--- begin RECORDS SHOWN ---

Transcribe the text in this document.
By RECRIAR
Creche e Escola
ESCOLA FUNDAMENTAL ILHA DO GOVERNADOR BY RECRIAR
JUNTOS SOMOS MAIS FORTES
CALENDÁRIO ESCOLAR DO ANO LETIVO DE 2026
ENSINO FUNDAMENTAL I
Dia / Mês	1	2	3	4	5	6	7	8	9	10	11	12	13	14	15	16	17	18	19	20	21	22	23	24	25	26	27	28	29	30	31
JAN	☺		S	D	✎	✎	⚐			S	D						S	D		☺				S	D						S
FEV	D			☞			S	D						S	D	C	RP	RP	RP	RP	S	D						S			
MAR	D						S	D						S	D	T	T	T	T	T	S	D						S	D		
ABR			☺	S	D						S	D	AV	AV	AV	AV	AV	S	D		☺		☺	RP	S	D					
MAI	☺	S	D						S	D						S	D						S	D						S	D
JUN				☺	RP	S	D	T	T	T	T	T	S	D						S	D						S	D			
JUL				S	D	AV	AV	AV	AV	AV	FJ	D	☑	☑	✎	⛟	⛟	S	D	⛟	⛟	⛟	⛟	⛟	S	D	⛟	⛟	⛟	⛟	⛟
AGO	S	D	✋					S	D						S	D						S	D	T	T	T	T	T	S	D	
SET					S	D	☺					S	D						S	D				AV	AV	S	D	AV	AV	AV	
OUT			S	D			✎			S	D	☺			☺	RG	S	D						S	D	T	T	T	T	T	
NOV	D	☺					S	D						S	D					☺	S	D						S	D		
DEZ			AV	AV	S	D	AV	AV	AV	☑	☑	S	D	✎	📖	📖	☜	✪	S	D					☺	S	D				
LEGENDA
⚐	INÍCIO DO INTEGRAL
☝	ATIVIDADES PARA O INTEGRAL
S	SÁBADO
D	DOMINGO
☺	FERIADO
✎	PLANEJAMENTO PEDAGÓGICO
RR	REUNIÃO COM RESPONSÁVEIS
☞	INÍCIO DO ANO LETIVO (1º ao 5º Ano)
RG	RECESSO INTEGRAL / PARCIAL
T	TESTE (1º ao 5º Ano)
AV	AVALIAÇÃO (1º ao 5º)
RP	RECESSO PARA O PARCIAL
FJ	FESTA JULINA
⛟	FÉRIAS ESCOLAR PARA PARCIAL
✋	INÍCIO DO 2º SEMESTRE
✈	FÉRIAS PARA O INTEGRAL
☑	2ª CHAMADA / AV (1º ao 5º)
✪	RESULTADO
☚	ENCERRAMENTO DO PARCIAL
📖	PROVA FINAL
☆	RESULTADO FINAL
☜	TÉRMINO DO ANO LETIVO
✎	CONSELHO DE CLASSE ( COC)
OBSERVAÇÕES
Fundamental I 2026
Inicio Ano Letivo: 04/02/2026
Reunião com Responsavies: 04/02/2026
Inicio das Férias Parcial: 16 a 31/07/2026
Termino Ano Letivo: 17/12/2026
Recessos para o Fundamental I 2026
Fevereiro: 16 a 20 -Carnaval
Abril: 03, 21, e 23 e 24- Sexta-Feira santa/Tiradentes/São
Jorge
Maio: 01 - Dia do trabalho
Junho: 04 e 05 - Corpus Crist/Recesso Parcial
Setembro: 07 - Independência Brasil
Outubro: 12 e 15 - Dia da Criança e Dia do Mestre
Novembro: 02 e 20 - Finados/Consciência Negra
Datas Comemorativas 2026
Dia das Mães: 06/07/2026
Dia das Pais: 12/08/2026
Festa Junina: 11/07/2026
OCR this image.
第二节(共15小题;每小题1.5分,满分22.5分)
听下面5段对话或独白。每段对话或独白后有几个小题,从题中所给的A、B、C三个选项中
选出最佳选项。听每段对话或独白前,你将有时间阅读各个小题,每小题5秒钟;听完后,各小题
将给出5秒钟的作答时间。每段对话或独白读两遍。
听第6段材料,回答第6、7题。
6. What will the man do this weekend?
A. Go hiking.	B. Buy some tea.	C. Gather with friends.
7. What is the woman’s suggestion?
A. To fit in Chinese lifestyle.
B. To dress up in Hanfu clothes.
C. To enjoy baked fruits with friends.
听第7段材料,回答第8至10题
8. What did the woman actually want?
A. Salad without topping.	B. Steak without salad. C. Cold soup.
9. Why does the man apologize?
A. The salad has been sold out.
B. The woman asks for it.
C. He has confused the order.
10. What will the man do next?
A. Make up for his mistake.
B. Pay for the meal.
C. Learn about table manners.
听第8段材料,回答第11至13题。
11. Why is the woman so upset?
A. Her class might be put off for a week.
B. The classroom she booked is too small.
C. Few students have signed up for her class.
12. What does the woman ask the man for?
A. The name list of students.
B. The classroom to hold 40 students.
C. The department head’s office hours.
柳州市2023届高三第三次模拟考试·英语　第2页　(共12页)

--- end RECORDS SHOWN ---

WHAT TO DO:
From the listing above, extract all records word for word.

COMPLETE OUTPUT:
Transcribe the text in this document.
By RECRIAR
Creche e Escola
ESCOLA FUNDAMENTAL ILHA DO GOVERNADOR BY RECRIAR
JUNTOS SOMOS MAIS FORTES
CALENDÁRIO ESCOLAR DO ANO LETIVO DE 2026
ENSINO FUNDAMENTAL I
Dia / Mês	1	2	3	4	5	6	7	8	9	10	11	12	13	14	15	16	17	18	19	20	21	22	23	24	25	26	27	28	29	30	31
JAN	☺		S	D	✎	✎	⚐			S	D						S	D		☺				S	D						S
FEV	D			☞			S	D						S	D	C	RP	RP	RP	RP	S	D						S			
MAR	D						S	D						S	D	T	T	T	T	T	S	D						S	D		
ABR			☺	S	D						S	D	AV	AV	AV	AV	AV	S	D		☺		☺	RP	S	D					
MAI	☺	S	D						S	D						S	D						S	D						S	D
JUN				☺	RP	S	D	T	T	T	T	T	S	D						S	D						S	D			
JUL				S	D	AV	AV	AV	AV	AV	FJ	D	☑	☑	✎	⛟	⛟	S	D	⛟	⛟	⛟	⛟	⛟	S	D	⛟	⛟	⛟	⛟	⛟
AGO	S	D	✋					S	D						S	D						S	D	T	T	T	T	T	S	D	
SET					S	D	☺					S	D						S	D				AV	AV	S	D	AV	AV	AV	
OUT			S	D			✎			S	D	☺			☺	RG	S	D						S	D	T	T	T	T	T	
NOV	D	☺					S	D						S	D					☺	S	D						S	D		
DEZ			AV	AV	S	D	AV	AV	AV	☑	☑	S	D	✎	📖	📖	☜	✪	S	D					☺	S	D				
LEGENDA
⚐	INÍCIO DO INTEGRAL
☝	ATIVIDADES PARA O INTEGRAL
S	SÁBADO
D	DOMINGO
☺	FERIADO
✎	PLANEJAMENTO PEDAGÓGICO
RR	REUNIÃO COM RESPONSÁVEIS
☞	INÍCIO DO ANO LETIVO (1º ao 5º Ano)
RG	RECESSO INTEGRAL / PARCIAL
T	TESTE (1º ao 5º Ano)
AV	AVALIAÇÃO (1º ao 5º)
RP	RECESSO PARA O PARCIAL
FJ	FESTA JULINA
⛟	FÉRIAS ESCOLAR PARA PARCIAL
✋	INÍCIO DO 2º SEMESTRE
✈	FÉRIAS PARA O INTEGRAL
☑	2ª CHAMADA / AV (1º ao 5º)
✪	RESULTADO
☚	ENCERRAMENTO DO PARCIAL
📖	PROVA FINAL
☆	RESULTADO FINAL
☜	TÉRMINO DO ANO LETIVO
✎	CONSELHO DE CLASSE ( COC)
OBSERVAÇÕES
Fundamental I 2026
Inicio Ano Letivo: 04/02/2026
Reunião com Responsavies: 04/02/2026
Inicio das Férias Parcial: 16 a 31/07/2026
Termino Ano Letivo: 17/12/2026
Recessos para o Fundamental I 2026
Fevereiro: 16 a 20 -Carnaval
Abril: 03, 21, e 23 e 24- Sexta-Feira santa/Tiradentes/São
Jorge
Maio: 01 - Dia do trabalho
Junho: 04 e 05 - Corpus Crist/Recesso Parcial
Setembro: 07 - Independência Brasil
Outubro: 12 e 15 - Dia da Criança e Dia do Mestre
Novembro: 02 e 20 - Finados/Consciência Negra
Datas Comemorativas 2026
Dia das Mães: 06/07/2026
Dia das Pais: 12/08/2026
Festa Junina: 11/07/2026
OCR this image.
第二节(共15小题;每小题1.5分,满分22.5分)
听下面5段对话或独白。每段对话或独白后有几个小题,从题中所给的A、B、C三个选项中
选出最佳选项。听每段对话或独白前,你将有时间阅读各个小题,每小题5秒钟;听完后,各小题
将给出5秒钟的作答时间。每段对话或独白读两遍。
听第6段材料,回答第6、7题。
6. What will the man do this weekend?
A. Go hiking.	B. Buy some tea.	C. Gather with friends.
7. What is the woman’s suggestion?
A. To fit in Chinese lifestyle.
B. To dress up in Hanfu clothes.
C. To enjoy baked fruits with friends.
听第7段材料,回答第8至10题
8. What did the woman actually want?
A. Salad without topping.	B. Steak without salad. C. Cold soup.
9. Why does the man apologize?
A. The salad has been sold out.
B. The woman asks for it.
C. He has confused the order.
10. What will the man do next?
A. Make up for his mistake.
B. Pay for the meal.
C. Learn about table manners.
听第8段材料,回答第11至13题。
11. Why is the woman so upset?
A. Her class might be put off for a week.
B. The classroom she booked is too small.
C. Few students have signed up for her class.
12. What does the woman ask the man for?
A. The name list of students.
B. The classroom to hold 40 students.
C. The department head’s office hours.
柳州市2023届高三第三次模拟考试·英语　第2页　(共12页)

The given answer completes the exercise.